* EXERCISE AIM
Write out every entry precisely as given, leaving the pictures out.

>>>

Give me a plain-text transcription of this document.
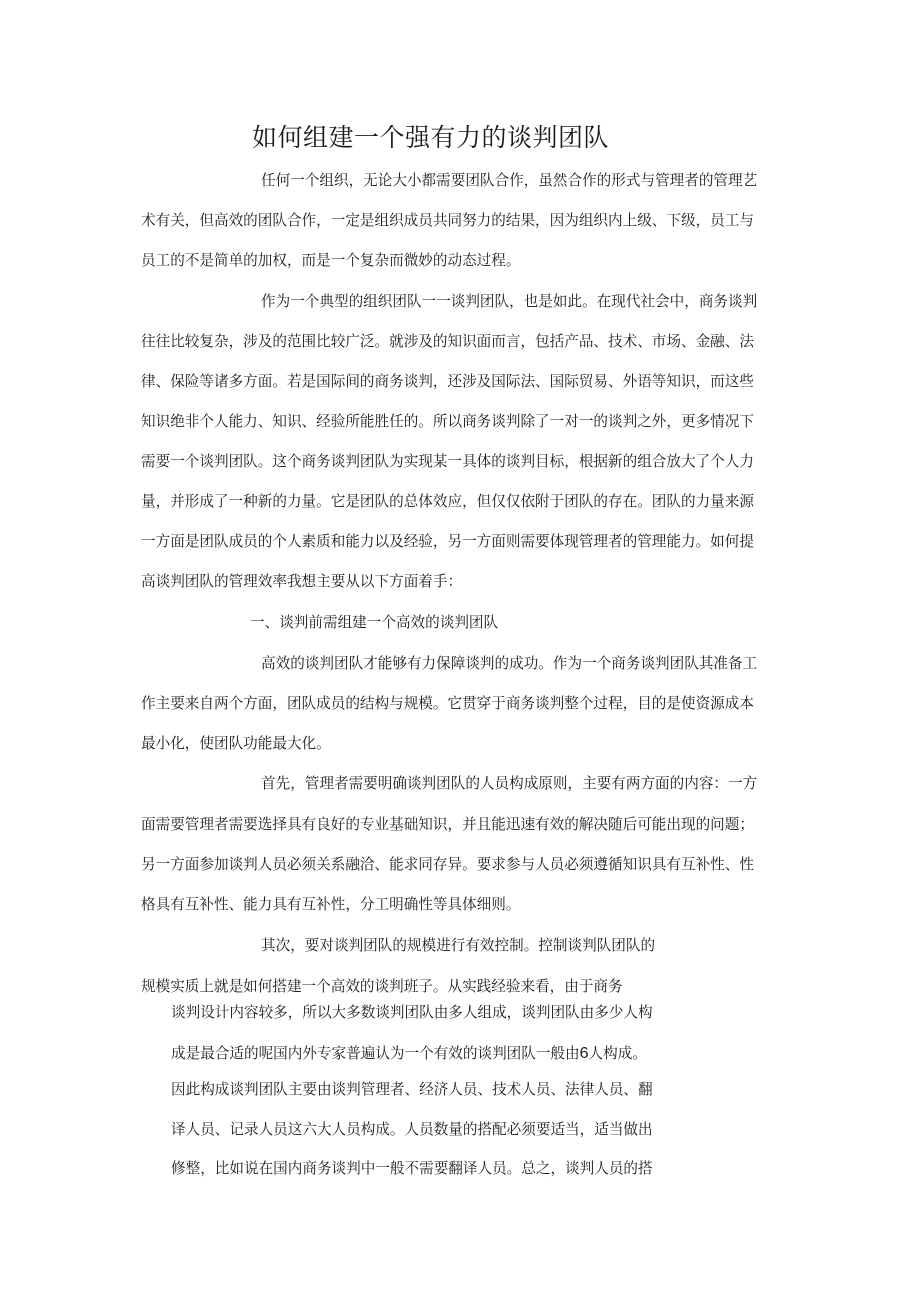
如何组建一个强有力的谈判团队

任何一个组织，无论大小都需要团队合作，虽然合作的形式与管理者的管理艺

术有关，但高效的团队合作，一定是组织成员共同努力的结果，因为组织内上级、下级，员工与

员工的不是简单的加权，而是一个复杂而微妙的动态过程。

作为一个典型的组织团队一一谈判团队，也是如此。在现代社会中，商务谈判

往往比较复杂，涉及的范围比较广泛。就涉及的知识面而言，包括产品、技术、市场、金融、法

律、保险等诸多方面。若是国际间的商务谈判，还涉及国际法、国际贸易、外语等知识，而这些

知识绝非个人能力、知识、经验所能胜任的。所以商务谈判除了一对一的谈判之外，更多情况下

需要一个谈判团队。这个商务谈判团队为实现某一具体的谈判目标，根据新的组合放大了个人力

量，并形成了一种新的力量。它是团队的总体效应，但仅仅依附于团队的存在。团队的力量来源

一方面是团队成员的个人素质和能力以及经验，另一方面则需要体现管理者的管理能力。如何提

高谈判团队的管理效率我想主要从以下方面着手：

一、谈判前需组建一个高效的谈判团队

高效的谈判团队才能够有力保障谈判的成功。作为一个商务谈判团队其准备工

作主要来自两个方面，团队成员的结构与规模。它贯穿于商务谈判整个过程，目的是使资源成本

最小化，使团队功能最大化。

首先，管理者需要明确谈判团队的人员构成原则，主要有两方面的内容：一方

面需要管理者需要选择具有良好的专业基础知识，并且能迅速有效的解决随后可能出现的问题；

另一方面参加谈判人员必须关系融洽、能求同存异。要求参与人员必须遵循知识具有互补性、性

格具有互补性、能力具有互补性，分工明确性等具体细则。

其次，要对谈判团队的规模进行有效控制。控制谈判队团队的

规模实质上就是如何搭建一个高效的谈判班子。从实践经验来看，由于商务

谈判设计内容较多，所以大多数谈判团队由多人组成，谈判团队由多少人构

成是最合适的呢国内外专家普遍认为一个有效的谈判团队一般由6人构成。

因此构成谈判团队主要由谈判管理者、经济人员、技术人员、法律人员、翻

译人员、记录人员这六大人员构成。人员数量的搭配必须要适当，适当做出

修整，比如说在国内商务谈判中一般不需要翻译人员。总之，谈判人员的搭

<<<

* CORRECT ANSWER
Give me a plain-text transcription of this document.
如何组建一个强有力的谈判团队

任何一个组织，无论大小都需要团队合作，虽然合作的形式与管理者的管理艺

术有关，但高效的团队合作，一定是组织成员共同努力的结果，因为组织内上级、下级，员工与

员工的不是简单的加权，而是一个复杂而微妙的动态过程。

作为一个典型的组织团队一一谈判团队，也是如此。在现代社会中，商务谈判

往往比较复杂，涉及的范围比较广泛。就涉及的知识面而言，包括产品、技术、市场、金融、法

律、保险等诸多方面。若是国际间的商务谈判，还涉及国际法、国际贸易、外语等知识，而这些

知识绝非个人能力、知识、经验所能胜任的。所以商务谈判除了一对一的谈判之外，更多情况下

需要一个谈判团队。这个商务谈判团队为实现某一具体的谈判目标，根据新的组合放大了个人力

量，并形成了一种新的力量。它是团队的总体效应，但仅仅依附于团队的存在。团队的力量来源

一方面是团队成员的个人素质和能力以及经验，另一方面则需要体现管理者的管理能力。如何提

高谈判团队的管理效率我想主要从以下方面着手：

一、谈判前需组建一个高效的谈判团队

高效的谈判团队才能够有力保障谈判的成功。作为一个商务谈判团队其准备工

作主要来自两个方面，团队成员的结构与规模。它贯穿于商务谈判整个过程，目的是使资源成本

最小化，使团队功能最大化。

首先，管理者需要明确谈判团队的人员构成原则，主要有两方面的内容：一方

面需要管理者需要选择具有良好的专业基础知识，并且能迅速有效的解决随后可能出现的问题；

另一方面参加谈判人员必须关系融洽、能求同存异。要求参与人员必须遵循知识具有互补性、性

格具有互补性、能力具有互补性，分工明确性等具体细则。

其次，要对谈判团队的规模进行有效控制。控制谈判队团队的

规模实质上就是如何搭建一个高效的谈判班子。从实践经验来看，由于商务

谈判设计内容较多，所以大多数谈判团队由多人组成，谈判团队由多少人构

成是最合适的呢国内外专家普遍认为一个有效的谈判团队一般由6人构成。

因此构成谈判团队主要由谈判管理者、经济人员、技术人员、法律人员、翻

译人员、记录人员这六大人员构成。人员数量的搭配必须要适当，适当做出

修整，比如说在国内商务谈判中一般不需要翻译人员。总之，谈判人员的搭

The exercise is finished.